▶ **WHAT YOU HAVE TO DO**: Restate all of the data exactly.

:: ENTRIES SUPPLIED ::

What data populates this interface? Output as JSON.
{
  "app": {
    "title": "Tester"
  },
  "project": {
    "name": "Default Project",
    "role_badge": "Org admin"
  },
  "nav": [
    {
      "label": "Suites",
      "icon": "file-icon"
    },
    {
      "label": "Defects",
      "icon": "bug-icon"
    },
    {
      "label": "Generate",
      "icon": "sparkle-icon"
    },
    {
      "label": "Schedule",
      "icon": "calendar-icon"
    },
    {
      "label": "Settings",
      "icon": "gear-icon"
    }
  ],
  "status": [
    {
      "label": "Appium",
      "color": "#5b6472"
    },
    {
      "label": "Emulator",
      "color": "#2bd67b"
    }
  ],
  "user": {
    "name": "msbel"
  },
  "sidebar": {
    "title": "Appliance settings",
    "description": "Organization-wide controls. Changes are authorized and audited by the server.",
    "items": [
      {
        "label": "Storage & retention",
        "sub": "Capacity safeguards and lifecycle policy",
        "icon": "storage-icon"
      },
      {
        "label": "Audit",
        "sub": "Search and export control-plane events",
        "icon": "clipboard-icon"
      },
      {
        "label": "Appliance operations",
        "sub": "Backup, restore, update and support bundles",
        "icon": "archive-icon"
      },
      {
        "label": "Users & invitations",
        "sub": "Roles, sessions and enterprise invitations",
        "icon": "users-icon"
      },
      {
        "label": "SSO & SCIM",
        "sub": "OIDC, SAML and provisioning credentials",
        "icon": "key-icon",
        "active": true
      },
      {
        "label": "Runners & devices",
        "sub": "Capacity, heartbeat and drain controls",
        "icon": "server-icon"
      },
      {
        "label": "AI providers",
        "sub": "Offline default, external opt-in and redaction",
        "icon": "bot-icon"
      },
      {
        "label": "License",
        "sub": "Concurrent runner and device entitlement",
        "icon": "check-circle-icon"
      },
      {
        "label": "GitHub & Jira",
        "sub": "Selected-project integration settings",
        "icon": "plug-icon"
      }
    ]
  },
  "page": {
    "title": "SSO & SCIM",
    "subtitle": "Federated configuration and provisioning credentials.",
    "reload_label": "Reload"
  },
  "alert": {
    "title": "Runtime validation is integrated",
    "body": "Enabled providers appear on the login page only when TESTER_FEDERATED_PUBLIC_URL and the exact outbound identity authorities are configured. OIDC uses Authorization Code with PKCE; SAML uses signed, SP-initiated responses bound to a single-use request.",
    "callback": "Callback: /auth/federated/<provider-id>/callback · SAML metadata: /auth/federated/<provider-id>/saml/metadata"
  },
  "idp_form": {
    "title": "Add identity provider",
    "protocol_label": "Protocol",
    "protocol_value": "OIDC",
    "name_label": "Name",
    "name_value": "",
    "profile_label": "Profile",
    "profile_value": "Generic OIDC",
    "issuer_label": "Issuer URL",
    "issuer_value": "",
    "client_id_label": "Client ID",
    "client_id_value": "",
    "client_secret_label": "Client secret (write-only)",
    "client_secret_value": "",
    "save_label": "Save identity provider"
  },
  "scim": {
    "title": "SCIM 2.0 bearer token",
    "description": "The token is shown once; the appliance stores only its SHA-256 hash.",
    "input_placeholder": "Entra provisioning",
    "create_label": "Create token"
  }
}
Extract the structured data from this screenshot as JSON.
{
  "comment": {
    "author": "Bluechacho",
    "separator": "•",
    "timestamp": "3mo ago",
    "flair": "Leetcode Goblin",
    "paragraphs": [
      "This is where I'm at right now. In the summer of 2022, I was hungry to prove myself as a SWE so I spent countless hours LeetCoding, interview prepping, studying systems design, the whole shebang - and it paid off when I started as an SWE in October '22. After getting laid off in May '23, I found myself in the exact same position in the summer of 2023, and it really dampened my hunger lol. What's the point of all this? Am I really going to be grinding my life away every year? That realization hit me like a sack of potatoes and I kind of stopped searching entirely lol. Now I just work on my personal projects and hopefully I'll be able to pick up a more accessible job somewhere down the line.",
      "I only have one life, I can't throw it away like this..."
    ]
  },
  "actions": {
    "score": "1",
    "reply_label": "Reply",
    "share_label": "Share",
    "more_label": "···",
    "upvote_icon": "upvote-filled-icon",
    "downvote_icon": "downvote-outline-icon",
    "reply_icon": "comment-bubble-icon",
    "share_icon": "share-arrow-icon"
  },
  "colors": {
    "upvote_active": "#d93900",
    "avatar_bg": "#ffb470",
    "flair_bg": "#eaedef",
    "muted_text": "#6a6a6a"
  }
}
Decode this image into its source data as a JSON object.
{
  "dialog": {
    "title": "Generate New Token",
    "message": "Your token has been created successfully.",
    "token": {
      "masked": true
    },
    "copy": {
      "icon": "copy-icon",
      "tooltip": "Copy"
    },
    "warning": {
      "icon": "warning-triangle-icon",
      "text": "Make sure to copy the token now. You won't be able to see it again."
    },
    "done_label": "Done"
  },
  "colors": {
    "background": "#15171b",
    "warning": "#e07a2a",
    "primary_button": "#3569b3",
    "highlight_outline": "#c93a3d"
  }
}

:::

▶ **SOLVED PROBLEM**:
What data populates this interface? Output as JSON.
{
  "app": {
    "title": "Tester"
  },
  "project": {
    "name": "Default Project",
    "role_badge": "Org admin"
  },
  "nav": [
    {
      "label": "Suites",
      "icon": "file-icon"
    },
    {
      "label": "Defects",
      "icon": "bug-icon"
    },
    {
      "label": "Generate",
      "icon": "sparkle-icon"
    },
    {
      "label": "Schedule",
      "icon": "calendar-icon"
    },
    {
      "label": "Settings",
      "icon": "gear-icon"
    }
  ],
  "status": [
    {
      "label": "Appium",
      "color": "#5b6472"
    },
    {
      "label": "Emulator",
      "color": "#2bd67b"
    }
  ],
  "user": {
    "name": "msbel"
  },
  "sidebar": {
    "title": "Appliance settings",
    "description": "Organization-wide controls. Changes are authorized and audited by the server.",
    "items": [
      {
        "label": "Storage & retention",
        "sub": "Capacity safeguards and lifecycle policy",
        "icon": "storage-icon"
      },
      {
        "label": "Audit",
        "sub": "Search and export control-plane events",
        "icon": "clipboard-icon"
      },
      {
        "label": "Appliance operations",
        "sub": "Backup, restore, update and support bundles",
        "icon": "archive-icon"
      },
      {
        "label": "Users & invitations",
        "sub": "Roles, sessions and enterprise invitations",
        "icon": "users-icon"
      },
      {
        "label": "SSO & SCIM",
        "sub": "OIDC, SAML and provisioning credentials",
        "icon": "key-icon",
        "active": true
      },
      {
        "label": "Runners & devices",
        "sub": "Capacity, heartbeat and drain controls",
        "icon": "server-icon"
      },
      {
        "label": "AI providers",
        "sub": "Offline default, external opt-in and redaction",
        "icon": "bot-icon"
      },
      {
        "label": "License",
        "sub": "Concurrent runner and device entitlement",
        "icon": "check-circle-icon"
      },
      {
        "label": "GitHub & Jira",
        "sub": "Selected-project integration settings",
        "icon": "plug-icon"
      }
    ]
  },
  "page": {
    "title": "SSO & SCIM",
    "subtitle": "Federated configuration and provisioning credentials.",
    "reload_label": "Reload"
  },
  "alert": {
    "title": "Runtime validation is integrated",
    "body": "Enabled providers appear on the login page only when TESTER_FEDERATED_PUBLIC_URL and the exact outbound identity authorities are configured. OIDC uses Authorization Code with PKCE; SAML uses signed, SP-initiated responses bound to a single-use request.",
    "callback": "Callback: /auth/federated/<provider-id>/callback · SAML metadata: /auth/federated/<provider-id>/saml/metadata"
  },
  "idp_form": {
    "title": "Add identity provider",
    "protocol_label": "Protocol",
    "protocol_value": "OIDC",
    "name_label": "Name",
    "name_value": "",
    "profile_label": "Profile",
    "profile_value": "Generic OIDC",
    "issuer_label": "Issuer URL",
    "issuer_value": "",
    "client_id_label": "Client ID",
    "client_id_value": "",
    "client_secret_label": "Client secret (write-only)",
    "client_secret_value": "",
    "save_label": "Save identity provider"
  },
  "scim": {
    "title": "SCIM 2.0 bearer token",
    "description": "The token is shown once; the appliance stores only its SHA-256 hash.",
    "input_placeholder": "Entra provisioning",
    "create_label": "Create token"
  }
}
Extract the structured data from this screenshot as JSON.
{
  "comment": {
    "author": "Bluechacho",
    "separator": "•",
    "timestamp": "3mo ago",
    "flair": "Leetcode Goblin",
    "paragraphs": [
      "This is where I'm at right now. In the summer of 2022, I was hungry to prove myself as a SWE so I spent countless hours LeetCoding, interview prepping, studying systems design, the whole shebang - and it paid off when I started as an SWE in October '22. After getting laid off in May '23, I found myself in the exact same position in the summer of 2023, and it really dampened my hunger lol. What's the point of all this? Am I really going to be grinding my life away every year? That realization hit me like a sack of potatoes and I kind of stopped searching entirely lol. Now I just work on my personal projects and hopefully I'll be able to pick up a more accessible job somewhere down the line.",
      "I only have one life, I can't throw it away like this..."
    ]
  },
  "actions": {
    "score": "1",
    "reply_label": "Reply",
    "share_label": "Share",
    "more_label": "···",
    "upvote_icon": "upvote-filled-icon",
    "downvote_icon": "downvote-outline-icon",
    "reply_icon": "comment-bubble-icon",
    "share_icon": "share-arrow-icon"
  },
  "colors": {
    "upvote_active": "#d93900",
    "avatar_bg": "#ffb470",
    "flair_bg": "#eaedef",
    "muted_text": "#6a6a6a"
  }
}
Decode this image into its source data as a JSON object.
{
  "dialog": {
    "title": "Generate New Token",
    "message": "Your token has been created successfully.",
    "token": {
      "masked": true
    },
    "copy": {
      "icon": "copy-icon",
      "tooltip": "Copy"
    },
    "warning": {
      "icon": "warning-triangle-icon",
      "text": "Make sure to copy the token now. You won't be able to see it again."
    },
    "done_label": "Done"
  },
  "colors": {
    "background": "#15171b",
    "warning": "#e07a2a",
    "primary_button": "#3569b3",
    "highlight_outline": "#c93a3d"
  }
}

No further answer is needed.